--- EXERCISE MATERIALS ---

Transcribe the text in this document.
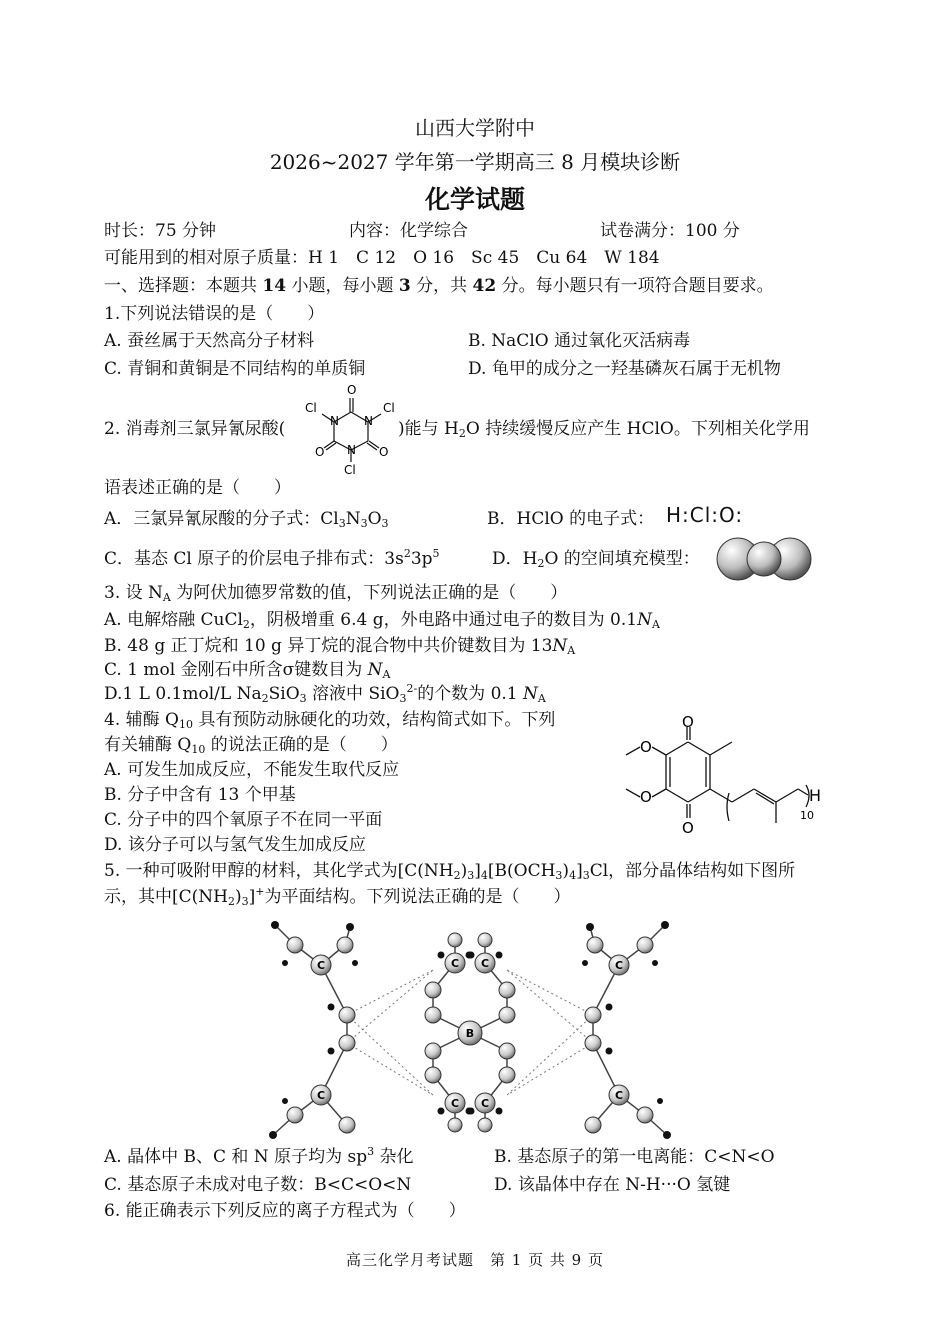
山西大学附中
2026~2027 学年第一学期高三 8 月模块诊断
化学试题
时长：75 分钟	内容：化学综合	试卷满分：100 分
可能用到的相对原子质量：H 1　C 12　O 16　Sc 45　Cu 64　W 184
一、选择题：本题共 14 小题，每小题 3 分，共 42 分。每小题只有一项符合题目要求。
1.下列说法错误的是（　　）
A. 蚕丝属于天然高分子材料	B. NaClO 通过氧化灭活病毒
C. 青铜和黄铜是不同结构的单质铜	D. 龟甲的成分之一羟基磷灰石属于无机物
2. 消毒剂三氯异氰尿酸(
O
Cl
N
O
N
Cl
O
N
Cl
)能与 $H_2O$ 持续缓慢反应产生 HClO。下列相关化学用
语表述正确的是（　　）
A．三氯异氰尿酸的分子式：$Cl_3N_3O_3$	B．HClO 的电子式： H:Cl:O:
C．基态 Cl 原子的价层电子排布式：$3s^23p^5$	D．$H_2O$ 的空间填充模型：
3. 设 $N_A$ 为阿伏加德罗常数的值，下列说法正确的是（　　）
A. 电解熔融 CuCl$_2$，阴极增重 6.4 g，外电路中通过电子的数目为 $0.1N_A$
B. 48 g 正丁烷和 10 g 异丁烷的混合物中共价键数目为 $13N_A$
C. 1 mol 金刚石中所含σ键数目为 $N_A$
D.1 L 0.1mol/L $Na_2SiO_3$ 溶液中 SiO$_3^{2-}$的个数为 0.1 $N_A$
4. 辅酶 $Q_{10}$ 具有预防动脉硬化的功效，结构简式如下。下列
有关辅酶 $Q_{10}$ 的说法正确的是（　　）
A. 可发生加成反应，不能发生取代反应
B. 分子中含有 13 个甲基
C. 分子中的四个氧原子不在同一平面
D. 该分子可以与氢气发生加成反应
O
O
O
O	H
10
5. 一种可吸附甲醇的材料，其化学式为$[C(NH_2)_3]_4[B(OCH_3)_4]_3Cl$，部分晶体结构如下图所
示，其中$[C(NH_2)_3]^+$为平面结构。下列说法正确的是（　　）
C
C
C
C
C C
C C
B
A. 晶体中 B、C 和 N 原子均为 $sp^3$ 杂化	B. 基态原子的第一电离能：C<N<O
C. 基态原子未成对电子数：B<C<O<N	D. 该晶体中存在 N-H···O 氢键
6. 能正确表示下列反应的离子方程式为（　　）
高三化学月考试题　第 1 页 共 9 页
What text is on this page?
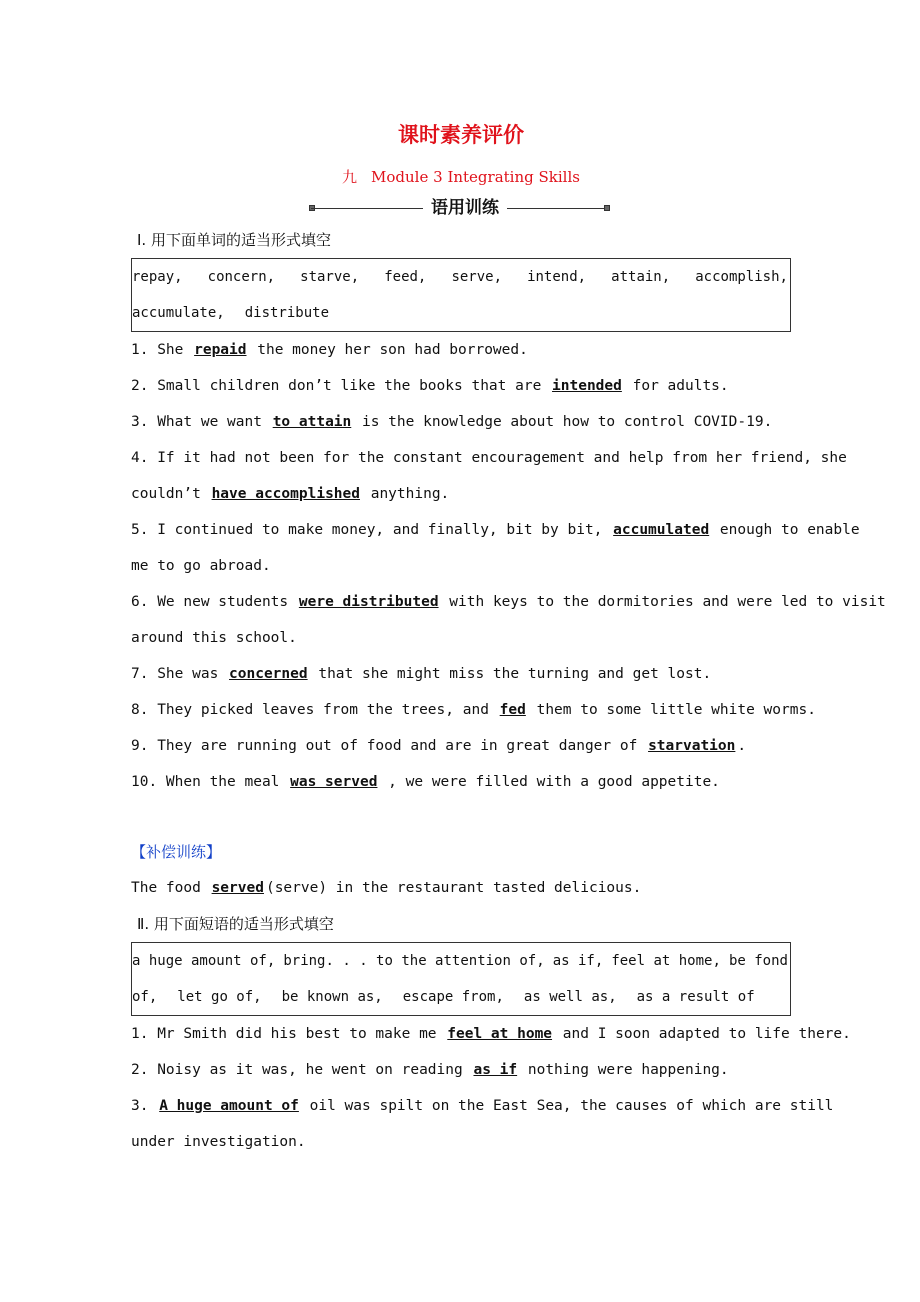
课时素养评价
九 Module 3 Integrating Skills
语用训练
Ⅰ. 用下面单词的适当形式填空
repay, concern, starve, feed, serve, intend, attain, accomplish,
accumulate, distribute
1. She repaid the money her son had borrowed.
2. Small children don’t like the books that are intended for adults.
3. What we want to attain is the knowledge about how to control COVID-19.
4. If it had not been for the constant encouragement and help from her friend, she
couldn’t have accomplished anything.
5. I continued to make money, and finally, bit by bit, accumulated enough to enable
me to go abroad.
6. We new students were distributed with keys to the dormitories and were led to visit
around this school.
7. She was concerned that she might miss the turning and get lost.
8. They picked leaves from the trees, and fed them to some little white worms.
9. They are running out of food and are in great danger of starvation .
10. When the meal was served , we were filled with a good appetite.
【补偿训练】
The food served (serve) in the restaurant tasted delicious.
Ⅱ. 用下面短语的适当形式填空
a huge amount of, bring. . . to the attention of, as if, feel at home, be fond
of, let go of, be known as, escape from, as well as, as a result of
1. Mr Smith did his best to make me feel at home and I soon adapted to life there.
2. Noisy as it was, he went on reading as if nothing were happening.
3. A huge amount of oil was spilt on the East Sea, the causes of which are still
under investigation.
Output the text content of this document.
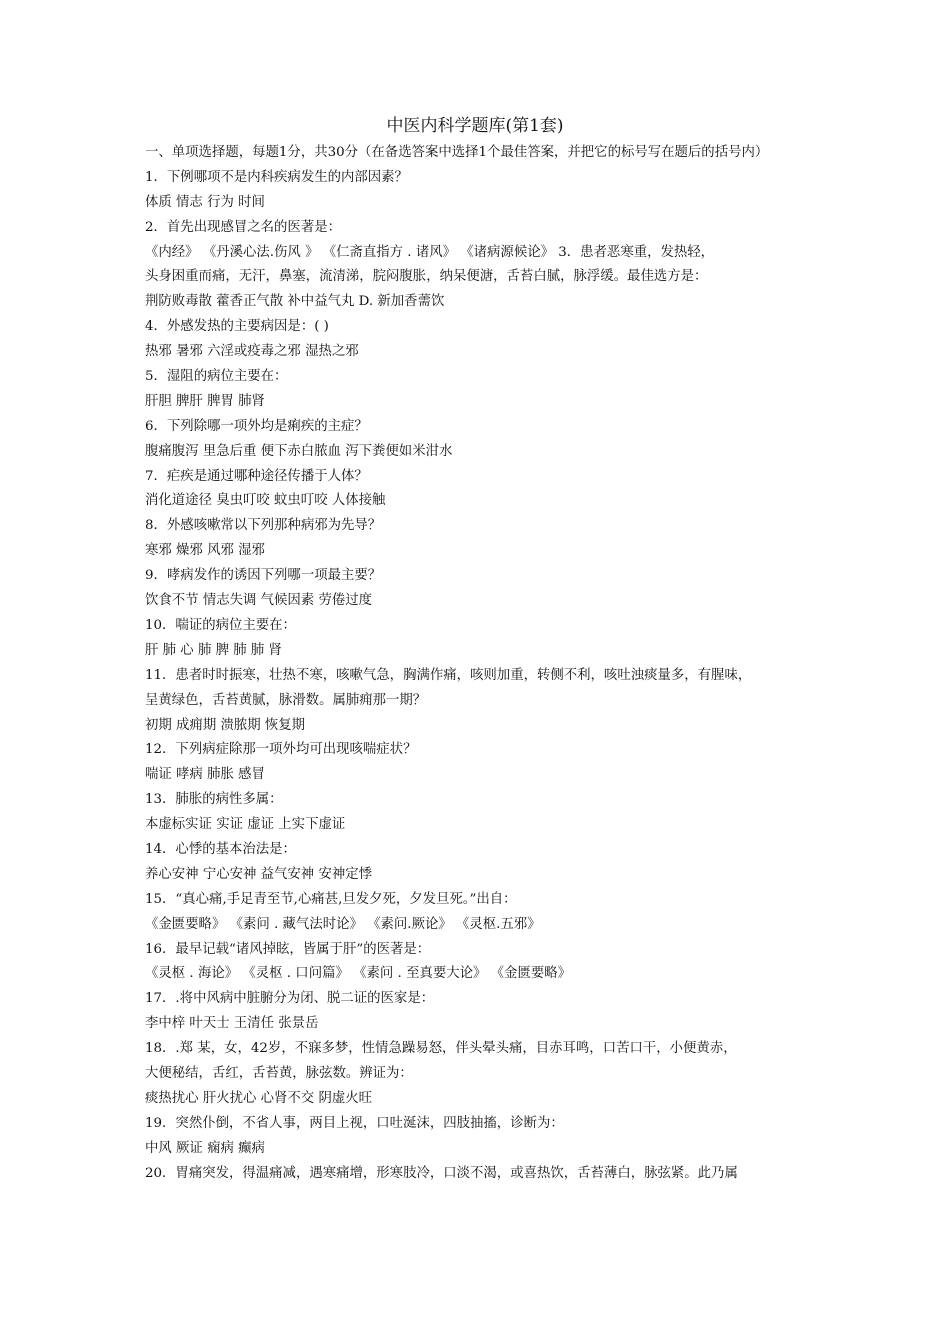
中医内科学题库(第1套)
一、单项选择题，每题1分，共30分（在备选答案中选择1个最佳答案，并把它的标号写在题后的括号内）
1．下例哪项不是内科疾病发生的内部因素？
体质 情志 行为 时间
2．首先出现感冒之名的医著是：
《内经》 《丹溪心法.伤风 》 《仁斋直指方 . 诸风》 《诸病源候论》 3．患者恶寒重，发热轻，
头身困重而痛，无汗，鼻塞，流清涕，脘闷腹胀，纳呆便溏，舌苔白腻，脉浮缓。最佳选方是：
荆防败毒散 藿香正气散 补中益气丸 D. 新加香薷饮
4．外感发热的主要病因是：( )
热邪 暑邪 六淫或疫毒之邪 湿热之邪
5．湿阻的病位主要在：
肝胆 脾肝 脾胃 肺肾
6．下列除哪一项外均是痢疾的主症？
腹痛腹泻 里急后重 便下赤白脓血 泻下粪便如米泔水
7．疟疾是通过哪种途径传播于人体？
消化道途径 臭虫叮咬 蚊虫叮咬 人体接触
8．外感咳嗽常以下列那种病邪为先导？
寒邪 燥邪 风邪 湿邪
9．哮病发作的诱因下列哪一项最主要？
饮食不节 情志失调 气候因素 劳倦过度
10．喘证的病位主要在：
肝 肺 心 肺 脾 肺 肺 肾
11．患者时时振寒，壮热不寒，咳嗽气急，胸满作痛，咳则加重，转侧不利，咳吐浊痰量多，有腥味，
呈黄绿色，舌苔黄腻，脉滑数。属肺痈那一期？
初期 成痈期 溃脓期 恢复期
12．下列病症除那一项外均可出现咳喘症状？
喘证 哮病 肺胀 感冒
13．肺胀的病性多属：
本虚标实证 实证 虚证 上实下虚证
14．心悸的基本治法是：
养心安神 宁心安神 益气安神 安神定悸
15．“真心痛,手足青至节,心痛甚,旦发夕死，夕发旦死。”出自：
《金匮要略》 《素问 . 藏气法时论》 《素问.厥论》 《灵枢.五邪》
16．最早记载“诸风掉眩，皆属于肝”的医著是：
《灵枢 . 海论》 《灵枢 . 口问篇》 《素问 . 至真要大论》 《金匮要略》
17．.将中风病中脏腑分为闭、脱二证的医家是：
李中梓 叶天士 王清任 张景岳
18．.郑 某，女，42岁，不寐多梦，性情急躁易怒，伴头晕头痛，目赤耳鸣，口苦口干，小便黄赤，
大便秘结，舌红，舌苔黄，脉弦数。辨证为：
痰热扰心 肝火扰心 心肾不交 阴虚火旺
19．突然仆倒，不省人事，两目上视，口吐涎沫，四肢抽搐，诊断为：
中风 厥证 痫病 癫病
20．胃痛突发，得温痛减，遇寒痛增，形寒肢冷，口淡不渴，或喜热饮，舌苔薄白，脉弦紧。此乃属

---

WHAT TO PRODUCE = Exactly the lines from the line containing "Output the text content of this document." through the last line of the entries above are to be quoted, both included, and nothing else. Pictures are left out.

WRITTEN SOLUTION =
Output the text content of this document.
中医内科学题库(第1套)
一、单项选择题，每题1分，共30分（在备选答案中选择1个最佳答案，并把它的标号写在题后的括号内）
1．下例哪项不是内科疾病发生的内部因素？
体质 情志 行为 时间
2．首先出现感冒之名的医著是：
《内经》 《丹溪心法.伤风 》 《仁斋直指方 . 诸风》 《诸病源候论》 3．患者恶寒重，发热轻，
头身困重而痛，无汗，鼻塞，流清涕，脘闷腹胀，纳呆便溏，舌苔白腻，脉浮缓。最佳选方是：
荆防败毒散 藿香正气散 补中益气丸 D. 新加香薷饮
4．外感发热的主要病因是：( )
热邪 暑邪 六淫或疫毒之邪 湿热之邪
5．湿阻的病位主要在：
肝胆 脾肝 脾胃 肺肾
6．下列除哪一项外均是痢疾的主症？
腹痛腹泻 里急后重 便下赤白脓血 泻下粪便如米泔水
7．疟疾是通过哪种途径传播于人体？
消化道途径 臭虫叮咬 蚊虫叮咬 人体接触
8．外感咳嗽常以下列那种病邪为先导？
寒邪 燥邪 风邪 湿邪
9．哮病发作的诱因下列哪一项最主要？
饮食不节 情志失调 气候因素 劳倦过度
10．喘证的病位主要在：
肝 肺 心 肺 脾 肺 肺 肾
11．患者时时振寒，壮热不寒，咳嗽气急，胸满作痛，咳则加重，转侧不利，咳吐浊痰量多，有腥味，
呈黄绿色，舌苔黄腻，脉滑数。属肺痈那一期？
初期 成痈期 溃脓期 恢复期
12．下列病症除那一项外均可出现咳喘症状？
喘证 哮病 肺胀 感冒
13．肺胀的病性多属：
本虚标实证 实证 虚证 上实下虚证
14．心悸的基本治法是：
养心安神 宁心安神 益气安神 安神定悸
15．“真心痛,手足青至节,心痛甚,旦发夕死，夕发旦死。”出自：
《金匮要略》 《素问 . 藏气法时论》 《素问.厥论》 《灵枢.五邪》
16．最早记载“诸风掉眩，皆属于肝”的医著是：
《灵枢 . 海论》 《灵枢 . 口问篇》 《素问 . 至真要大论》 《金匮要略》
17．.将中风病中脏腑分为闭、脱二证的医家是：
李中梓 叶天士 王清任 张景岳
18．.郑 某，女，42岁，不寐多梦，性情急躁易怒，伴头晕头痛，目赤耳鸣，口苦口干，小便黄赤，
大便秘结，舌红，舌苔黄，脉弦数。辨证为：
痰热扰心 肝火扰心 心肾不交 阴虚火旺
19．突然仆倒，不省人事，两目上视，口吐涎沫，四肢抽搐，诊断为：
中风 厥证 痫病 癫病
20．胃痛突发，得温痛减，遇寒痛增，形寒肢冷，口淡不渴，或喜热饮，舌苔薄白，脉弦紧。此乃属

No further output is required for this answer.